Saved data entries »
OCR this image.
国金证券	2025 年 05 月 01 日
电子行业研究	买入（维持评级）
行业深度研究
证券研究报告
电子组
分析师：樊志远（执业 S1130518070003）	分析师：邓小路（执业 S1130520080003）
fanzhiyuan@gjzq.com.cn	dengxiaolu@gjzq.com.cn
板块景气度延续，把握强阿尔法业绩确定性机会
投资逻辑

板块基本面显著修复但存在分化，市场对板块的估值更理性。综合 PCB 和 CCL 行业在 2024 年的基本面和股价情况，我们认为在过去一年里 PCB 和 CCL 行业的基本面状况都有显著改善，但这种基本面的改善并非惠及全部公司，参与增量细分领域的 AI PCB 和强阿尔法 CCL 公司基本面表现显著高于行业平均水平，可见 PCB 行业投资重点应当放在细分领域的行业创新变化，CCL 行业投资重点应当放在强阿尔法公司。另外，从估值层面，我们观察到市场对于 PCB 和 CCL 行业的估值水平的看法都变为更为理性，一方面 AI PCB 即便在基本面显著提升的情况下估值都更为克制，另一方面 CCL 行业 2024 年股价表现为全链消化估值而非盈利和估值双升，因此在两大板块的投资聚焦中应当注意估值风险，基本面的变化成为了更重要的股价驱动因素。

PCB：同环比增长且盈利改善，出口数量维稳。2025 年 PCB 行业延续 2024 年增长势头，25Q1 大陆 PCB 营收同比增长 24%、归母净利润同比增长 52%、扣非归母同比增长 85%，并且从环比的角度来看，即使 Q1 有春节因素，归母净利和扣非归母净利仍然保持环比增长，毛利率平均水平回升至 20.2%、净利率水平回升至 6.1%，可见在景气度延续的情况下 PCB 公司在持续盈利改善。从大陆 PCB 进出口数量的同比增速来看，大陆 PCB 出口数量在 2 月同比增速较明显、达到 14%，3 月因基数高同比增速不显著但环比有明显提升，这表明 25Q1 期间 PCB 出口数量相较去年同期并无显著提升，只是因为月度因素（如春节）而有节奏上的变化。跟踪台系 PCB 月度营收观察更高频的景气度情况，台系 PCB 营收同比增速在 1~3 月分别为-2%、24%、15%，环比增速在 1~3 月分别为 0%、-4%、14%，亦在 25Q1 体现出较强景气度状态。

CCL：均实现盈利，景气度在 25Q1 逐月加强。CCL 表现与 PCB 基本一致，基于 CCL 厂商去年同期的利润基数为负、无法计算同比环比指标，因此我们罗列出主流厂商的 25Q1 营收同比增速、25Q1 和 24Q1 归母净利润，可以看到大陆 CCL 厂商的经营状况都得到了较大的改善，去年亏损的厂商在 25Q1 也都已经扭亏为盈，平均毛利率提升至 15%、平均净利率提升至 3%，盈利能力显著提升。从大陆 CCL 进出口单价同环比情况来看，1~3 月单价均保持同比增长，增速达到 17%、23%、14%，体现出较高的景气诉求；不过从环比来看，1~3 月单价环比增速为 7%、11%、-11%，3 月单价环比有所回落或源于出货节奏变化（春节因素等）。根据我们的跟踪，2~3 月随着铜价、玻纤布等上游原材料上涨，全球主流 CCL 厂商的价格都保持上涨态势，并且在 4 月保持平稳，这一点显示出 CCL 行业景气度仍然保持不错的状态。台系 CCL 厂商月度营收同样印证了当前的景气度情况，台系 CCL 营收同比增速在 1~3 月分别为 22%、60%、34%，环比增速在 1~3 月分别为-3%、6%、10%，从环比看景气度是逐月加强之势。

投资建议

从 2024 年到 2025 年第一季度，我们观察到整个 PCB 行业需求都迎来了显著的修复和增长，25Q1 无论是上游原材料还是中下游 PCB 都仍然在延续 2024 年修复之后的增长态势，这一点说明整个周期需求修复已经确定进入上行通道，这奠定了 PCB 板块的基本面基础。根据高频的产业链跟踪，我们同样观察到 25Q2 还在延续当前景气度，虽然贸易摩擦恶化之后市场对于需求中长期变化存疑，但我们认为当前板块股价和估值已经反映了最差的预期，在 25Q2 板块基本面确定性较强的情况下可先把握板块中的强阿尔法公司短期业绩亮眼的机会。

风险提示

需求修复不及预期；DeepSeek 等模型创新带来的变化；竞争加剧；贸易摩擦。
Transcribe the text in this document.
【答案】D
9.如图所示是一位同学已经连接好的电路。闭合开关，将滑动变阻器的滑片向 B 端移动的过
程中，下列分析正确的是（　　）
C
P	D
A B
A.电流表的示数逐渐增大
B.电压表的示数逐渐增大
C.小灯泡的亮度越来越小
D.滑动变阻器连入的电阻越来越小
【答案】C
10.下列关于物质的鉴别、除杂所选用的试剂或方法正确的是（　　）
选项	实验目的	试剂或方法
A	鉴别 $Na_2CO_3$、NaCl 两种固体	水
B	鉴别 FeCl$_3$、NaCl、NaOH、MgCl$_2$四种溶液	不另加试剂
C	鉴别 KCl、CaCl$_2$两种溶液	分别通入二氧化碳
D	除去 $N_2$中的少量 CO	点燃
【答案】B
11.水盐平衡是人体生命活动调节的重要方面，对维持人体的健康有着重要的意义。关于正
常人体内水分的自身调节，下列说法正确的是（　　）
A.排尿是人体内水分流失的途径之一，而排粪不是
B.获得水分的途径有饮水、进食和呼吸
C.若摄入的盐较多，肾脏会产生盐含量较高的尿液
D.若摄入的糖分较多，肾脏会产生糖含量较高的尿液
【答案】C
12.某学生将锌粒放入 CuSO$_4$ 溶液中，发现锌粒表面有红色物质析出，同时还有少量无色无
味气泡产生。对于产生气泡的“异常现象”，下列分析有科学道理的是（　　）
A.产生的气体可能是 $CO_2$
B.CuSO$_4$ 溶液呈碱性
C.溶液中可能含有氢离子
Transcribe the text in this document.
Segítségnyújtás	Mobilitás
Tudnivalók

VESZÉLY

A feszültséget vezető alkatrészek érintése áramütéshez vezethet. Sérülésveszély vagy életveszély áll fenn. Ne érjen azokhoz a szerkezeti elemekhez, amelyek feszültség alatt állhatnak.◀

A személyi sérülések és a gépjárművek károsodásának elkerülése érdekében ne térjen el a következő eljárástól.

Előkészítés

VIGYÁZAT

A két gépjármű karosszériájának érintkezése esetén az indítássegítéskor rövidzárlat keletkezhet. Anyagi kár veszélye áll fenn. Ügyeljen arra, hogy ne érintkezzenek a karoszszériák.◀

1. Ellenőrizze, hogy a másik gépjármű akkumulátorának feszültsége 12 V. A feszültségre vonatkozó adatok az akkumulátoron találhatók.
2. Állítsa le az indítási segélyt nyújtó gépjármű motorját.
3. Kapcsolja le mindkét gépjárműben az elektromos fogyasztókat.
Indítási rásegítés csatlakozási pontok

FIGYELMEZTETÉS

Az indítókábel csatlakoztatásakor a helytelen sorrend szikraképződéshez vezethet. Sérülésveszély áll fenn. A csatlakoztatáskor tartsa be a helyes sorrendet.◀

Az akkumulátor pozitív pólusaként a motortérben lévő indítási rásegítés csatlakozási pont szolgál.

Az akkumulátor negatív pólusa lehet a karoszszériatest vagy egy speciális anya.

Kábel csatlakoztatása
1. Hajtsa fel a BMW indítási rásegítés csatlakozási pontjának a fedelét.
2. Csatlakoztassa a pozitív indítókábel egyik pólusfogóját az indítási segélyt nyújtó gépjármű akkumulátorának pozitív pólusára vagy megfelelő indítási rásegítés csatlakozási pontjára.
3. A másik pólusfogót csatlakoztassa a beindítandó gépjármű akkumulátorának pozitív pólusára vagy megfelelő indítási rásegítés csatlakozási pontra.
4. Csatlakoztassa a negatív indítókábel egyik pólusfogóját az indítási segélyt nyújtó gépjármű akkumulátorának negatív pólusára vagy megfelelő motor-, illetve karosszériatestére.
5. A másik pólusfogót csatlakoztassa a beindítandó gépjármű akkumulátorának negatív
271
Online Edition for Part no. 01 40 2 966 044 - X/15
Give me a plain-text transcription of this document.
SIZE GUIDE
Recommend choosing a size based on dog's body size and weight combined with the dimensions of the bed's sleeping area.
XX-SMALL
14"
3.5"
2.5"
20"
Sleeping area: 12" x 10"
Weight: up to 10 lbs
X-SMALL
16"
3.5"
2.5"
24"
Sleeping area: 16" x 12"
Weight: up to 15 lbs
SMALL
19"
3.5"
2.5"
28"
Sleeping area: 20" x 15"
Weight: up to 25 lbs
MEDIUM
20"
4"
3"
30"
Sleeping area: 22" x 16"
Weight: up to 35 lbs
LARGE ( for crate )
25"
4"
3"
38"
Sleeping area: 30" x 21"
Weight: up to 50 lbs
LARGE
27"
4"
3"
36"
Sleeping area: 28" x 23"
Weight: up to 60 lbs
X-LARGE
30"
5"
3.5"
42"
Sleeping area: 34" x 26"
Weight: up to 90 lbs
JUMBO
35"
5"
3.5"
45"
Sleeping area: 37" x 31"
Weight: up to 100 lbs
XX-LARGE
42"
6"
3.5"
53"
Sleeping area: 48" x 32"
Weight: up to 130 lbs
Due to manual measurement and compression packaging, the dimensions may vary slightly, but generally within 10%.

The exercise » Quote the line that contains "Give me a plain-text" and each line after it through the end of the data, exactly, leaving out everything else.

Result »
Give me a plain-text transcription of this document.
SIZE GUIDE
Recommend choosing a size based on dog's body size and weight combined with the dimensions of the bed's sleeping area.
XX-SMALL
14"
3.5"
2.5"
20"
Sleeping area: 12" x 10"
Weight: up to 10 lbs
X-SMALL
16"
3.5"
2.5"
24"
Sleeping area: 16" x 12"
Weight: up to 15 lbs
SMALL
19"
3.5"
2.5"
28"
Sleeping area: 20" x 15"
Weight: up to 25 lbs
MEDIUM
20"
4"
3"
30"
Sleeping area: 22" x 16"
Weight: up to 35 lbs
LARGE ( for crate )
25"
4"
3"
38"
Sleeping area: 30" x 21"
Weight: up to 50 lbs
LARGE
27"
4"
3"
36"
Sleeping area: 28" x 23"
Weight: up to 60 lbs
X-LARGE
30"
5"
3.5"
42"
Sleeping area: 34" x 26"
Weight: up to 90 lbs
JUMBO
35"
5"
3.5"
45"
Sleeping area: 37" x 31"
Weight: up to 100 lbs
XX-LARGE
42"
6"
3.5"
53"
Sleeping area: 48" x 32"
Weight: up to 130 lbs
Due to manual measurement and compression packaging, the dimensions may vary slightly, but generally within 10%.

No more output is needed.